* **Given request**
Copy every line that mentions the word "Epoch".

* **Dataset entries**
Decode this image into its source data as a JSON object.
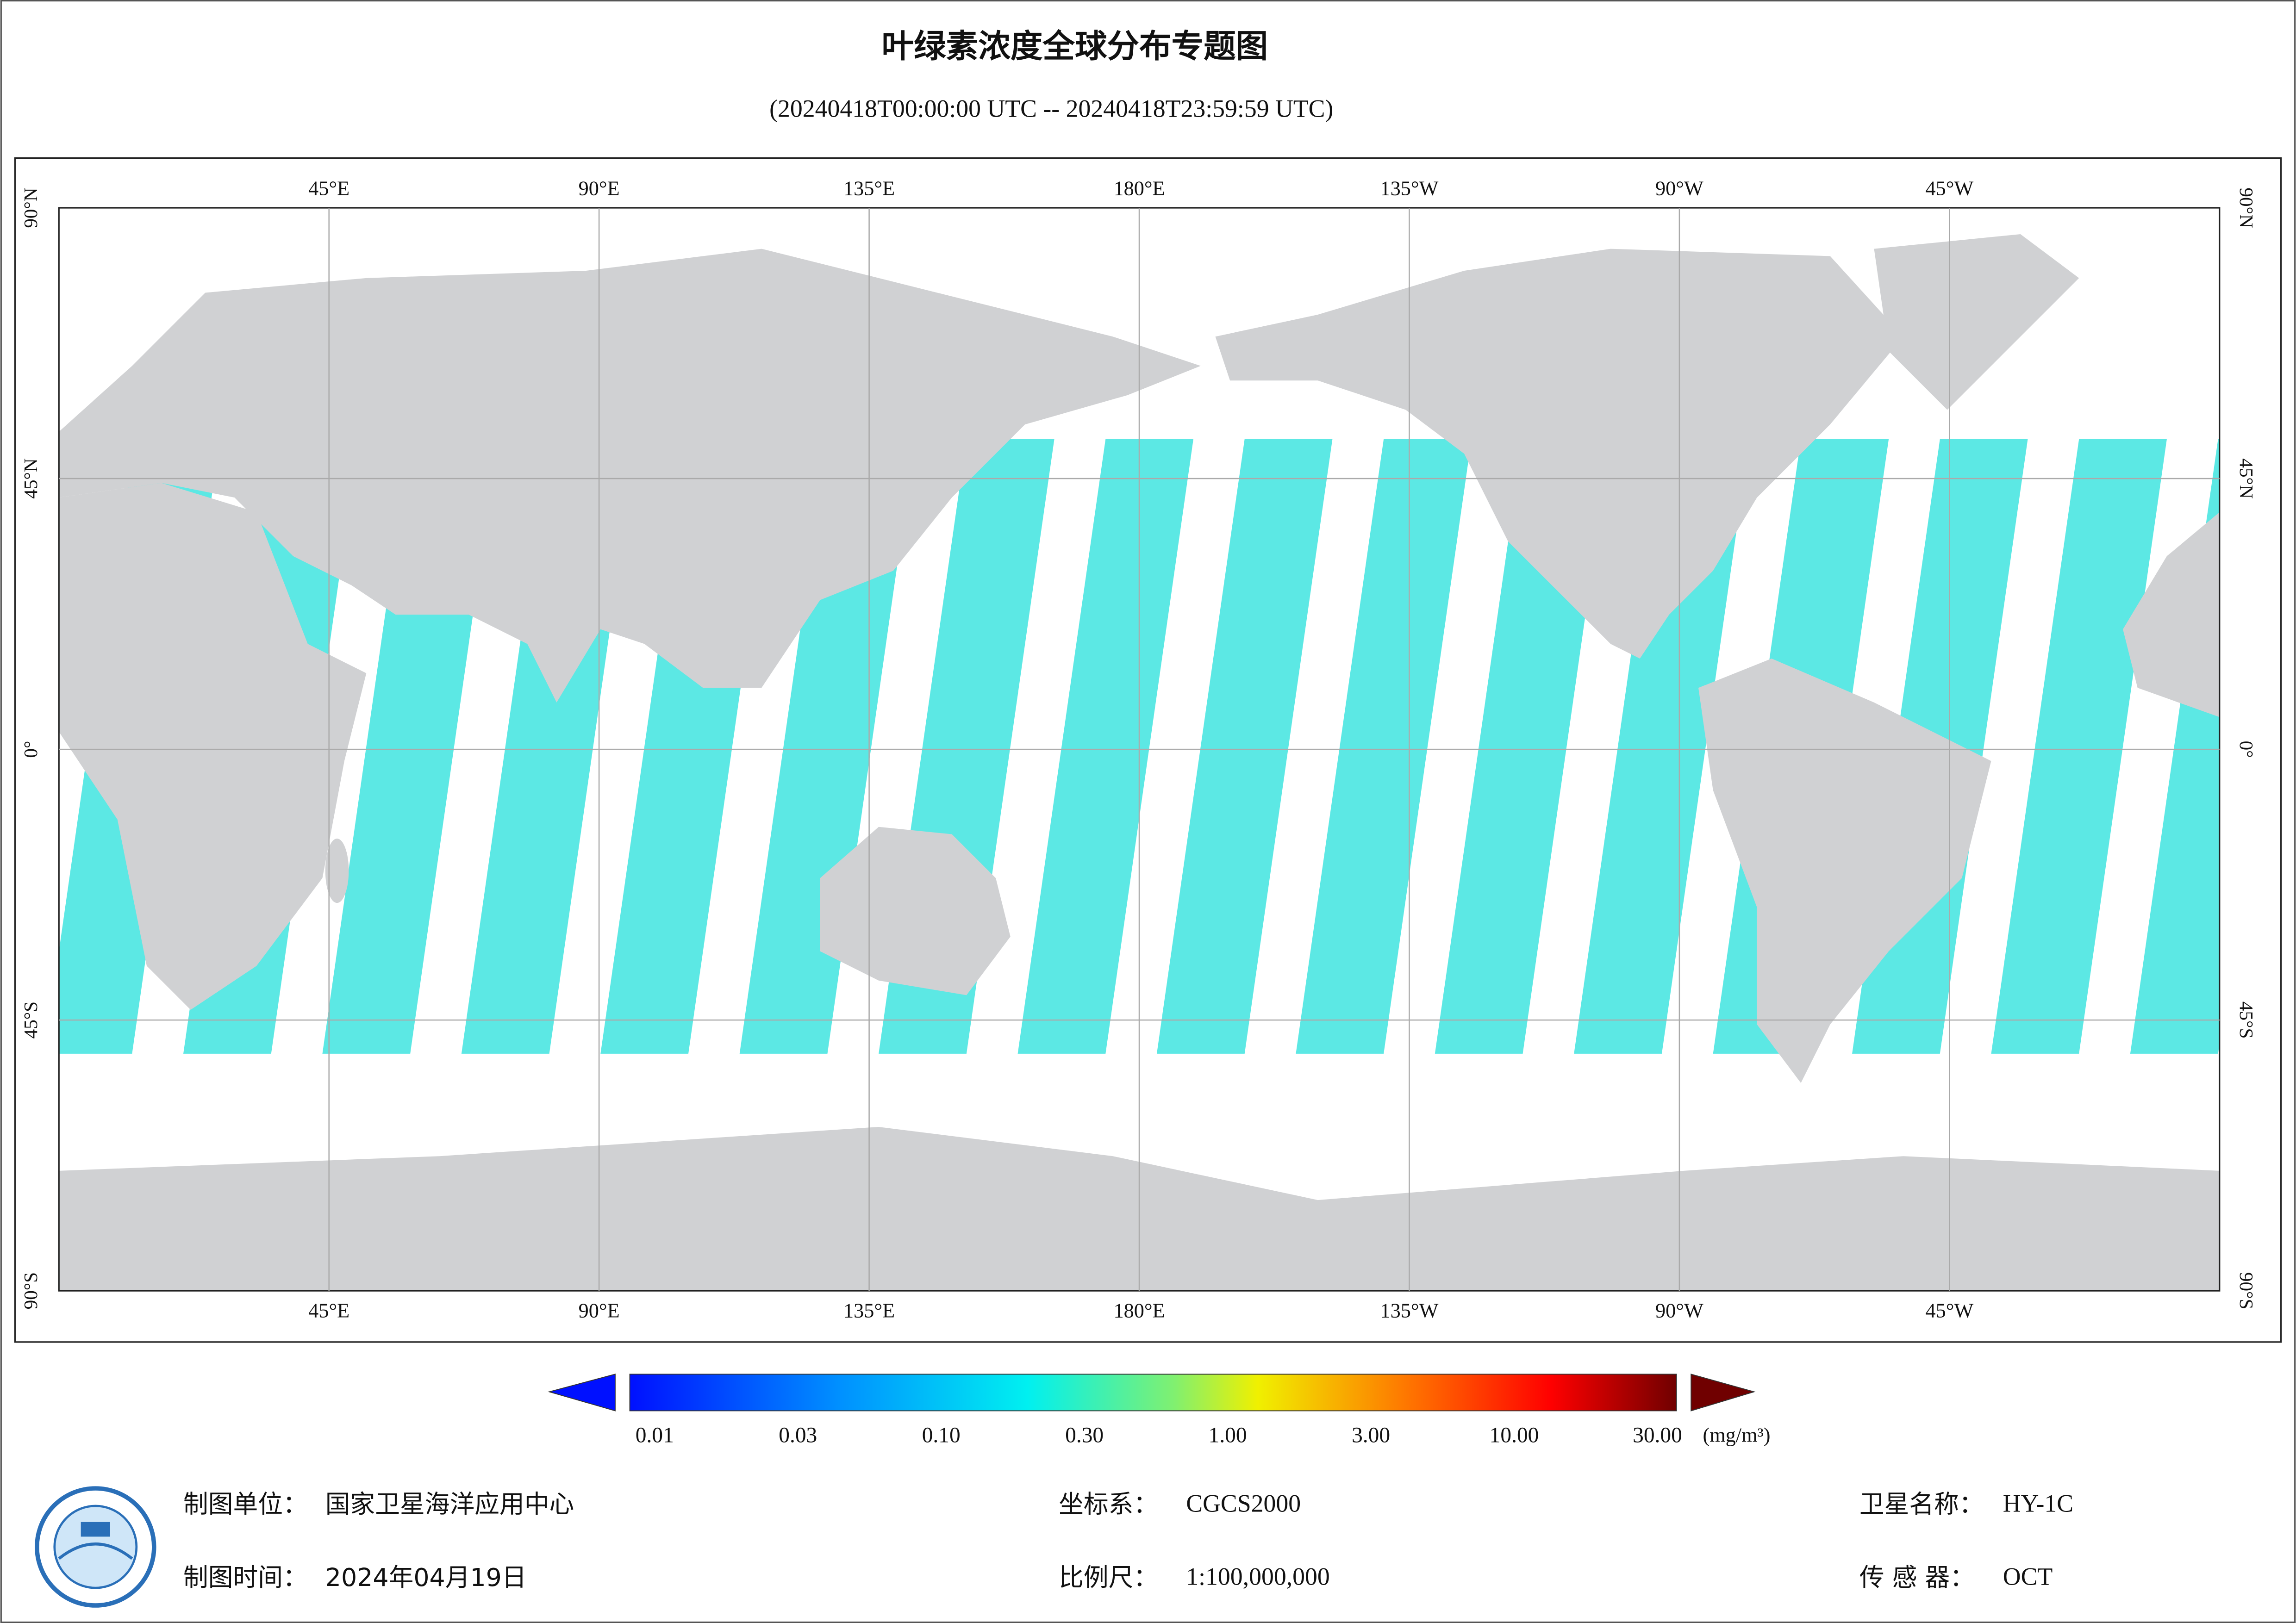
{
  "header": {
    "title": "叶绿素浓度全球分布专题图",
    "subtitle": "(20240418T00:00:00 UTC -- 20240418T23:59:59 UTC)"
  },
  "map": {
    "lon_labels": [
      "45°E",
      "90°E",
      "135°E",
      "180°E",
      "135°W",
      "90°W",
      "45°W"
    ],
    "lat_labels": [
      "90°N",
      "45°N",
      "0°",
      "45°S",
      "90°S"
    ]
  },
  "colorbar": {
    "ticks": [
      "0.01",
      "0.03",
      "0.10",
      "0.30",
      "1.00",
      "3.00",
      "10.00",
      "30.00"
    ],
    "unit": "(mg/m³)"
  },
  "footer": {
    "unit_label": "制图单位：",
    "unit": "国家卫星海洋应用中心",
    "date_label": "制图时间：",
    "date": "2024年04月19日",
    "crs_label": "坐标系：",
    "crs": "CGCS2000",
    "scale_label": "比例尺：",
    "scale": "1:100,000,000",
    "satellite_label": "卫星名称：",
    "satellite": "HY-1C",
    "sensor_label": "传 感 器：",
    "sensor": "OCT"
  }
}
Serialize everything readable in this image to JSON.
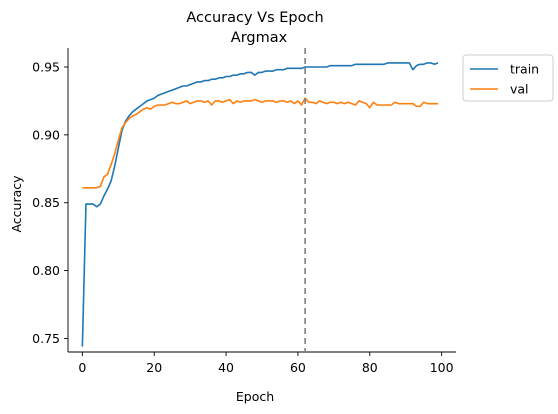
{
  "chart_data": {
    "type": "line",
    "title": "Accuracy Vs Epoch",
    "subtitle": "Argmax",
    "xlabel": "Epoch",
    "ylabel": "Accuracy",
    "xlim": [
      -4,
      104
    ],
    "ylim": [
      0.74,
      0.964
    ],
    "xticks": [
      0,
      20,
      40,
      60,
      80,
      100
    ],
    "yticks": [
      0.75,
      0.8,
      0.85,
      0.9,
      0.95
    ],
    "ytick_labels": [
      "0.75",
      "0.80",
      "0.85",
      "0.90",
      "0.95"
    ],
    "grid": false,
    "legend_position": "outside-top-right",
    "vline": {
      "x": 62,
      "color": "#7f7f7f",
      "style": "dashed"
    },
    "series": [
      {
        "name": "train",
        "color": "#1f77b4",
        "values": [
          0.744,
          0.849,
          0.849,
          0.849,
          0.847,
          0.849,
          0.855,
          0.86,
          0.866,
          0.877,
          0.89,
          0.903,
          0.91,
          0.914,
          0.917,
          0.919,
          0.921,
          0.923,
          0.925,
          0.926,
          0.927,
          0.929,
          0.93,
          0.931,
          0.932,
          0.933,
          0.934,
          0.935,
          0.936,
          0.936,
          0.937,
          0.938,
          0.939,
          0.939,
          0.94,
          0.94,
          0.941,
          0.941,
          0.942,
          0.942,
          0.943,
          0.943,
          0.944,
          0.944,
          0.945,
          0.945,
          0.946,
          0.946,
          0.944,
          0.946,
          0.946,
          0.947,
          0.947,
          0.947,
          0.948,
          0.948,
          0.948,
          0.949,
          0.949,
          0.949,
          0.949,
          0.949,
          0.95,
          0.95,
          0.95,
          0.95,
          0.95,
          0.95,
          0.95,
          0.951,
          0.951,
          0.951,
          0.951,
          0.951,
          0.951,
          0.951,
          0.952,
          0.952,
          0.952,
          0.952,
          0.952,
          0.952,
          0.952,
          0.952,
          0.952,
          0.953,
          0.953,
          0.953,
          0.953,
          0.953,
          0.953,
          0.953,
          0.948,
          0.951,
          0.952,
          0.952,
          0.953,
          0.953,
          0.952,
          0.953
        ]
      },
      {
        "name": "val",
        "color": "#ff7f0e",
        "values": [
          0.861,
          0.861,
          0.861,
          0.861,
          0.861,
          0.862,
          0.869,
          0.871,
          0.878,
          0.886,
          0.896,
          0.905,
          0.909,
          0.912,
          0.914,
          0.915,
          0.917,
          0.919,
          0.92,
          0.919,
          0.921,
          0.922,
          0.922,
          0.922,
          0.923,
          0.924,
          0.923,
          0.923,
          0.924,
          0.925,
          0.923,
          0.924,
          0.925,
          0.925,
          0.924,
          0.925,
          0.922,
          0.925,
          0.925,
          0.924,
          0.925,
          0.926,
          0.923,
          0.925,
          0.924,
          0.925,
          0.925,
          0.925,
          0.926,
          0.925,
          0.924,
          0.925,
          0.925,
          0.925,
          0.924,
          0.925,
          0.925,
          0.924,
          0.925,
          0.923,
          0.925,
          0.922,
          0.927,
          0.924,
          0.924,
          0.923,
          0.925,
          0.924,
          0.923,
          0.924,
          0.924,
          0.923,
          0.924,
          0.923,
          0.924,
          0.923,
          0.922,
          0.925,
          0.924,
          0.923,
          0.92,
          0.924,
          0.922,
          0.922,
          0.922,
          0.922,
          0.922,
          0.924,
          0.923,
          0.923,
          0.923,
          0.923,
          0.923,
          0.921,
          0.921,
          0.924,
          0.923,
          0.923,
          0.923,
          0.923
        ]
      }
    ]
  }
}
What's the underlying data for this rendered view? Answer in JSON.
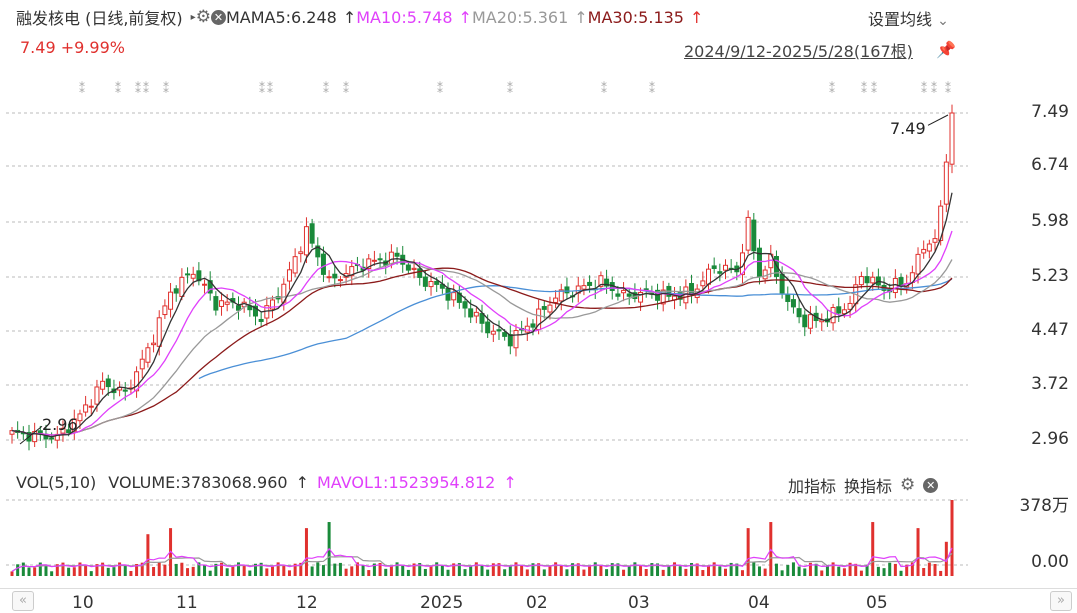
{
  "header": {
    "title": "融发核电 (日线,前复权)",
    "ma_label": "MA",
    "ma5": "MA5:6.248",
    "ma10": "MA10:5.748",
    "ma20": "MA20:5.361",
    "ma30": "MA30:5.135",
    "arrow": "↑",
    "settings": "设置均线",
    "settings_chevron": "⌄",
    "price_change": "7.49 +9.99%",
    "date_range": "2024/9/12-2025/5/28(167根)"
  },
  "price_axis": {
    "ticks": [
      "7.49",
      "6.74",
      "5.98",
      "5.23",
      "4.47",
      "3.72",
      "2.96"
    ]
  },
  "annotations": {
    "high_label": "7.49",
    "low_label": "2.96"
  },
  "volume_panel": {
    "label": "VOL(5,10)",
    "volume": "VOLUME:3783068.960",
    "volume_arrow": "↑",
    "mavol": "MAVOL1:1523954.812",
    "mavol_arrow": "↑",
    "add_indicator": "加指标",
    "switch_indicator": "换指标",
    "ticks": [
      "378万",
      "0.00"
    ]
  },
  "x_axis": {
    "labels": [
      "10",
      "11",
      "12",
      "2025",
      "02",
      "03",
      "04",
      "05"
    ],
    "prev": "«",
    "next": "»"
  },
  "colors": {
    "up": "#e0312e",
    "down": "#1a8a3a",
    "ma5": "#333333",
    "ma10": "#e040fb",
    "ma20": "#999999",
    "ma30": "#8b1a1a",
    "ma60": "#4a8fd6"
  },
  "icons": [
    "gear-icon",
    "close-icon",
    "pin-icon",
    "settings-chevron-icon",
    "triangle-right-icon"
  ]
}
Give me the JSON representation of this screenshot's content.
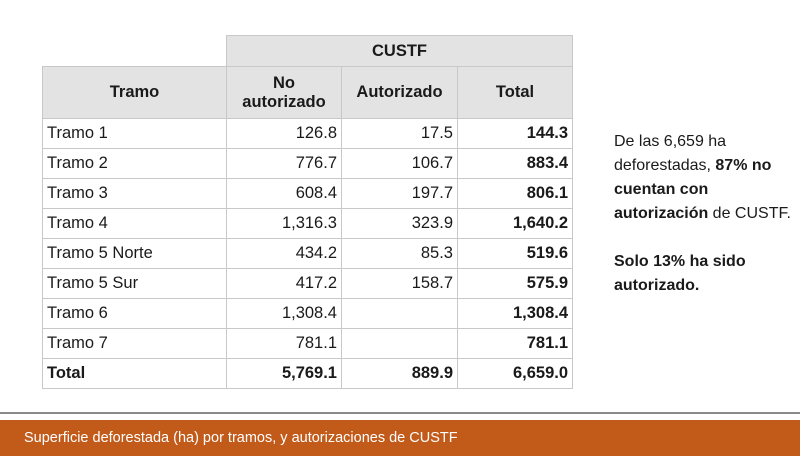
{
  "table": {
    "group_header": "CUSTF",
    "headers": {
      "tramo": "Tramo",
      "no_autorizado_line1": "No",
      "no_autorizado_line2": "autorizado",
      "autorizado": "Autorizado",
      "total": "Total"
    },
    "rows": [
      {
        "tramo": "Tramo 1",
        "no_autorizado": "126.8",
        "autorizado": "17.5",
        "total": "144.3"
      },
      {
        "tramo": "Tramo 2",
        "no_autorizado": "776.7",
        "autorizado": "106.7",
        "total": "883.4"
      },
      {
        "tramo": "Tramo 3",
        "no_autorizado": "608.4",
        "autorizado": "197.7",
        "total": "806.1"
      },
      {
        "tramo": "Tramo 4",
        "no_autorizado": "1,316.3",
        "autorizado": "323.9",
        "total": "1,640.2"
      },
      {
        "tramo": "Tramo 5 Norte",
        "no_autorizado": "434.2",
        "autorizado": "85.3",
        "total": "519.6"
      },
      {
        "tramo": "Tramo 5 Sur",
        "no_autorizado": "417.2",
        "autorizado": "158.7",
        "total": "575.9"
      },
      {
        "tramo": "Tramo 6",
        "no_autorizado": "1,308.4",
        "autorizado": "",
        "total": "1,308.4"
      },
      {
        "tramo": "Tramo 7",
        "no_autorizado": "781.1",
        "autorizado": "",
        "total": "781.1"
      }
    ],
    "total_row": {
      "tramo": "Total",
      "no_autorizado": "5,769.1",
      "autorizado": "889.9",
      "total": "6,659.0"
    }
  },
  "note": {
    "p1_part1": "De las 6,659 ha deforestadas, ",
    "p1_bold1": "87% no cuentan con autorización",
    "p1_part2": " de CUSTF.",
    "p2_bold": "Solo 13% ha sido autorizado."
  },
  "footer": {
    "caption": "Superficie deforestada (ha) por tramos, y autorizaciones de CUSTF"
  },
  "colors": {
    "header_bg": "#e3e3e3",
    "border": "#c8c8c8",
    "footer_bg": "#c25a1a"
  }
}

* **Output for this task**
    "title": "Accuracy Vs Epoch",
    "xlabel": "Epoch",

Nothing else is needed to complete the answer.